- YOUR OBJECTIVE
Hunt for the word "marker" across the entries below, copying each line that holds it.

- DATA ROWS
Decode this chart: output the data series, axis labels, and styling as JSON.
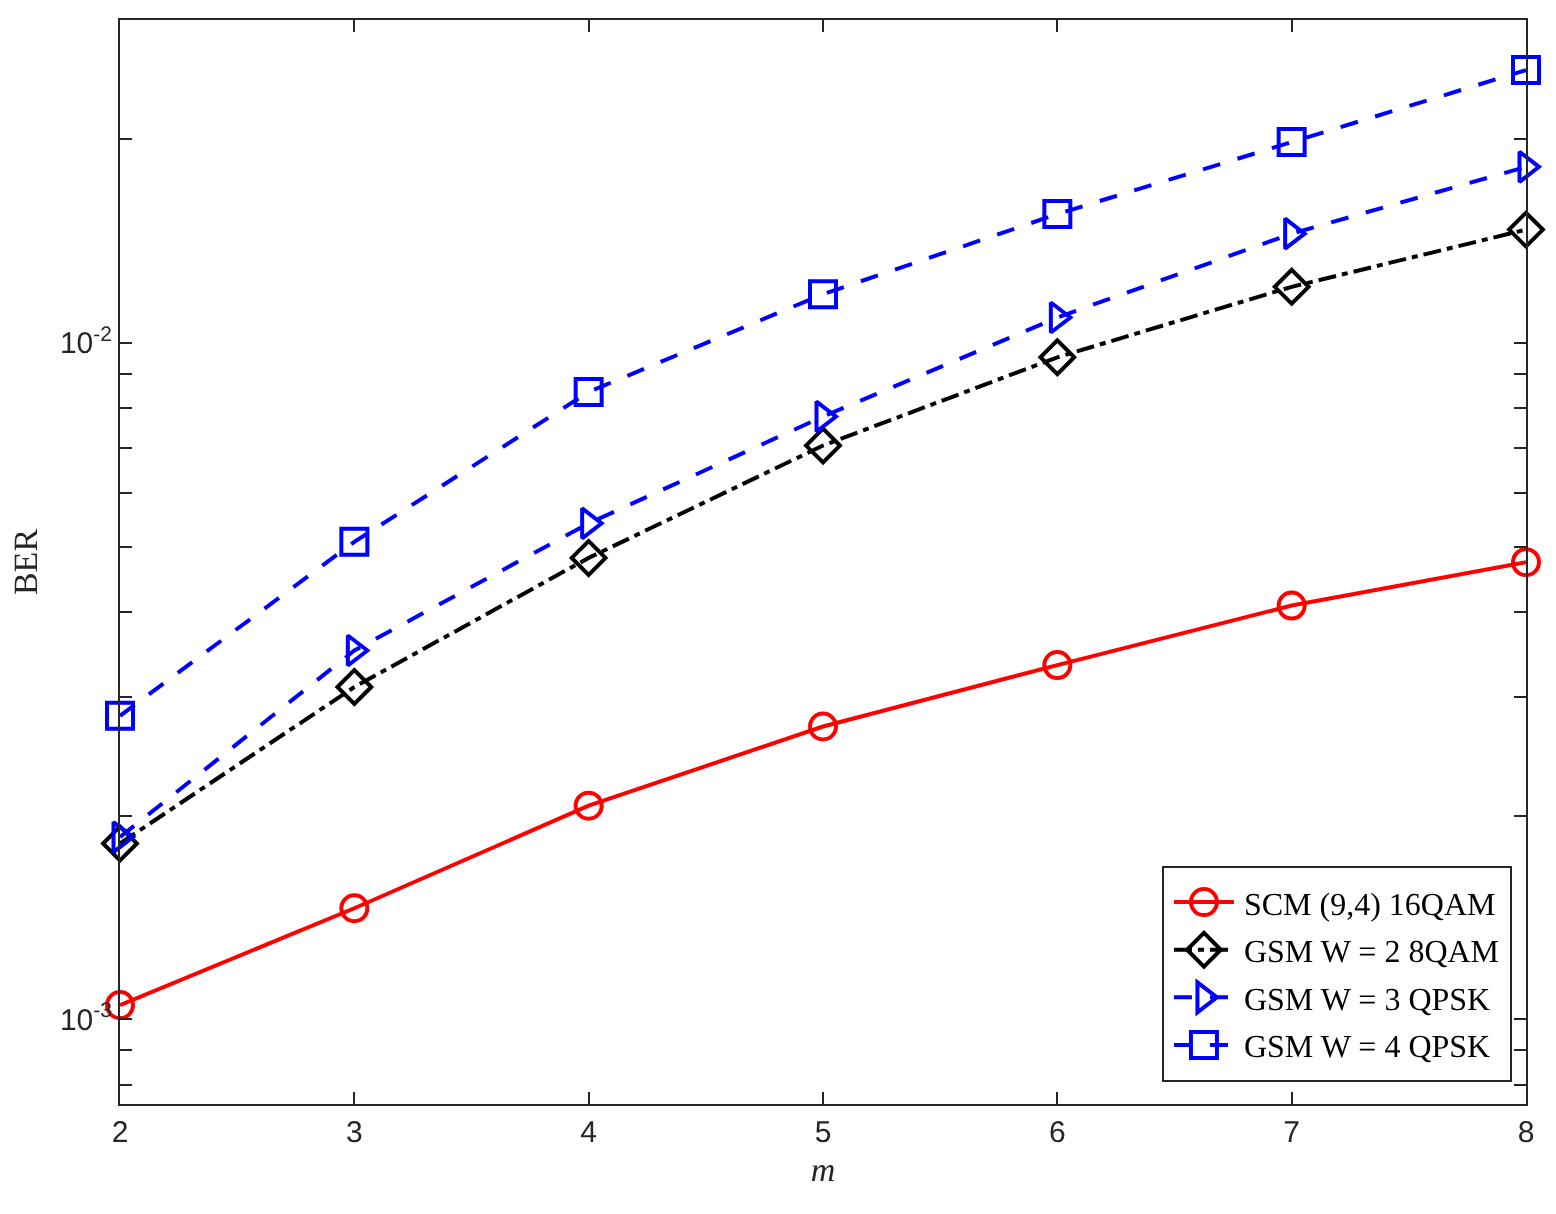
{
  "chart_data": {
    "type": "line",
    "xlabel": "m",
    "ylabel": "BER",
    "x": [
      2,
      3,
      4,
      5,
      6,
      7,
      8
    ],
    "series": [
      {
        "name": "SCM (9,4) 16QAM",
        "color": "#ff0000",
        "marker": "circle",
        "line_style": "solid",
        "values": [
          0.00105,
          0.00146,
          0.00207,
          0.00271,
          0.00334,
          0.00409,
          0.00474
        ]
      },
      {
        "name": "GSM W = 2 8QAM",
        "color": "#000000",
        "marker": "diamond",
        "line_style": "dashdot",
        "values": [
          0.00182,
          0.0031,
          0.00481,
          0.00705,
          0.00952,
          0.0121,
          0.0147
        ]
      },
      {
        "name": "GSM W = 3 QPSK",
        "color": "#0000ff",
        "marker": "triangle",
        "line_style": "dashed",
        "values": [
          0.00186,
          0.00351,
          0.00541,
          0.00778,
          0.0109,
          0.0145,
          0.0182
        ]
      },
      {
        "name": "GSM W = 4 QPSK",
        "color": "#0000ff",
        "marker": "square",
        "line_style": "dashed",
        "values": [
          0.00281,
          0.00508,
          0.00846,
          0.0118,
          0.0155,
          0.0198,
          0.0253
        ]
      }
    ],
    "log": "y",
    "xlim": [
      2,
      8
    ],
    "xticks": [
      2,
      3,
      4,
      5,
      6,
      7,
      8
    ],
    "ylim": [
      0.00075,
      0.03
    ],
    "yticks": [
      {
        "value": 0.0008,
        "label": null
      },
      {
        "value": 0.0009,
        "label": null
      },
      {
        "value": 0.001,
        "label": "10$^{-3}$"
      },
      {
        "value": 0.002,
        "label": null
      },
      {
        "value": 0.003,
        "label": null
      },
      {
        "value": 0.004,
        "label": null
      },
      {
        "value": 0.005,
        "label": null
      },
      {
        "value": 0.006,
        "label": null
      },
      {
        "value": 0.007,
        "label": null
      },
      {
        "value": 0.008,
        "label": null
      },
      {
        "value": 0.009,
        "label": null
      },
      {
        "value": 0.01,
        "label": "10$^{-2}$"
      },
      {
        "value": 0.02,
        "label": null
      },
      {
        "value": 0.03,
        "label": null
      }
    ],
    "legend": "bottom right"
  }
}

- COMPLETED TASK
        "marker": "circle",
        "marker": "diamond",
        "marker": "triangle",
        "marker": "square",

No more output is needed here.